▶ Problem to work on:
Extract the records below word for word and ignore the images.

▶ Records:
>> begin

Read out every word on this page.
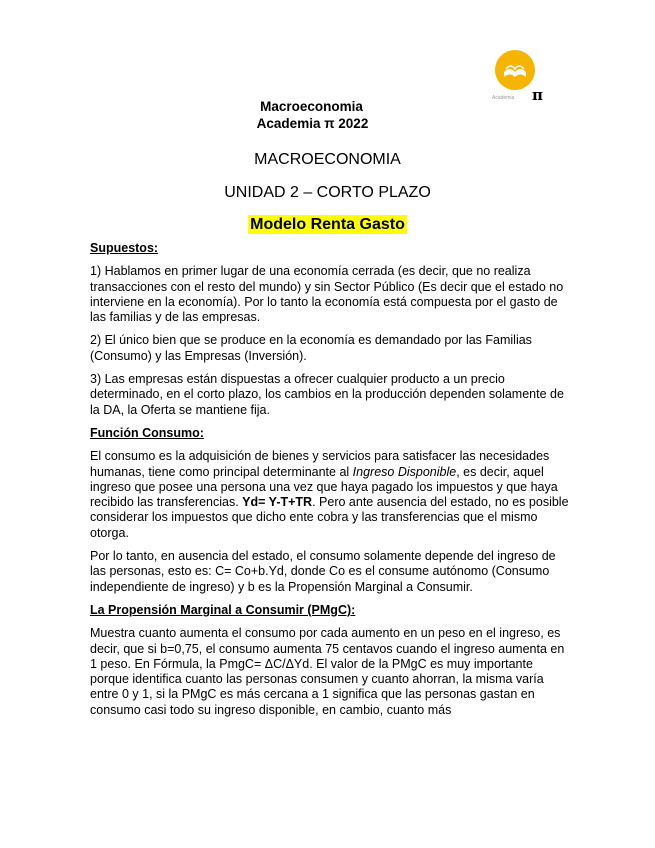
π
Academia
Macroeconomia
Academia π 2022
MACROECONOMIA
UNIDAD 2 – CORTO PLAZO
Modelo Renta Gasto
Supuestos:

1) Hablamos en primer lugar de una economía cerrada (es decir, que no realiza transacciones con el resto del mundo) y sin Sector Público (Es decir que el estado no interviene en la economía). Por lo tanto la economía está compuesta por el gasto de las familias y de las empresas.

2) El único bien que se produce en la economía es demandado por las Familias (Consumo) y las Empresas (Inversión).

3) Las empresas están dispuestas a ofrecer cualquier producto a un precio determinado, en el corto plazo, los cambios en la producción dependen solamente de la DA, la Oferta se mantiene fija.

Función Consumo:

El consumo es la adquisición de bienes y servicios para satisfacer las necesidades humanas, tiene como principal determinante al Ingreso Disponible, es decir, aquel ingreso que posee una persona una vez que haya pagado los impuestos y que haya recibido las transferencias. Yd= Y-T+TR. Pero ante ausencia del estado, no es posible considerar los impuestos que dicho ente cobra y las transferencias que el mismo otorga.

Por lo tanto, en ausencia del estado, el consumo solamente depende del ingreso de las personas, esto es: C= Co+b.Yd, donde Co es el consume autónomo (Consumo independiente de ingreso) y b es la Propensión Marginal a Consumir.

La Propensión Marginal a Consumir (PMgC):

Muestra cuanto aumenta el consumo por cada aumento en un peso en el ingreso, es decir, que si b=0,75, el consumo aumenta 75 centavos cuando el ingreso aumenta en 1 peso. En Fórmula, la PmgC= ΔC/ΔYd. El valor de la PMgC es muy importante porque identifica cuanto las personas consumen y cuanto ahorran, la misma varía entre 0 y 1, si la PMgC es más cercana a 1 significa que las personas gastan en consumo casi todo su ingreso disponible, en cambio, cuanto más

>> end

▶ Task output:
Read out every word on this page.
π
Academia
Macroeconomia
Academia π 2022
MACROECONOMIA
UNIDAD 2 – CORTO PLAZO
Modelo Renta Gasto
Supuestos:

1) Hablamos en primer lugar de una economía cerrada (es decir, que no realiza transacciones con el resto del mundo) y sin Sector Público (Es decir que el estado no interviene en la economía). Por lo tanto la economía está compuesta por el gasto de las familias y de las empresas.

2) El único bien que se produce en la economía es demandado por las Familias (Consumo) y las Empresas (Inversión).

3) Las empresas están dispuestas a ofrecer cualquier producto a un precio determinado, en el corto plazo, los cambios en la producción dependen solamente de la DA, la Oferta se mantiene fija.

Función Consumo:

El consumo es la adquisición de bienes y servicios para satisfacer las necesidades humanas, tiene como principal determinante al Ingreso Disponible, es decir, aquel ingreso que posee una persona una vez que haya pagado los impuestos y que haya recibido las transferencias. Yd= Y-T+TR. Pero ante ausencia del estado, no es posible considerar los impuestos que dicho ente cobra y las transferencias que el mismo otorga.

Por lo tanto, en ausencia del estado, el consumo solamente depende del ingreso de las personas, esto es: C= Co+b.Yd, donde Co es el consume autónomo (Consumo independiente de ingreso) y b es la Propensión Marginal a Consumir.

La Propensión Marginal a Consumir (PMgC):

Muestra cuanto aumenta el consumo por cada aumento en un peso en el ingreso, es decir, que si b=0,75, el consumo aumenta 75 centavos cuando el ingreso aumenta en 1 peso. En Fórmula, la PmgC= ΔC/ΔYd. El valor de la PMgC es muy importante porque identifica cuanto las personas consumen y cuanto ahorran, la misma varía entre 0 y 1, si la PMgC es más cercana a 1 significa que las personas gastan en consumo casi todo su ingreso disponible, en cambio, cuanto más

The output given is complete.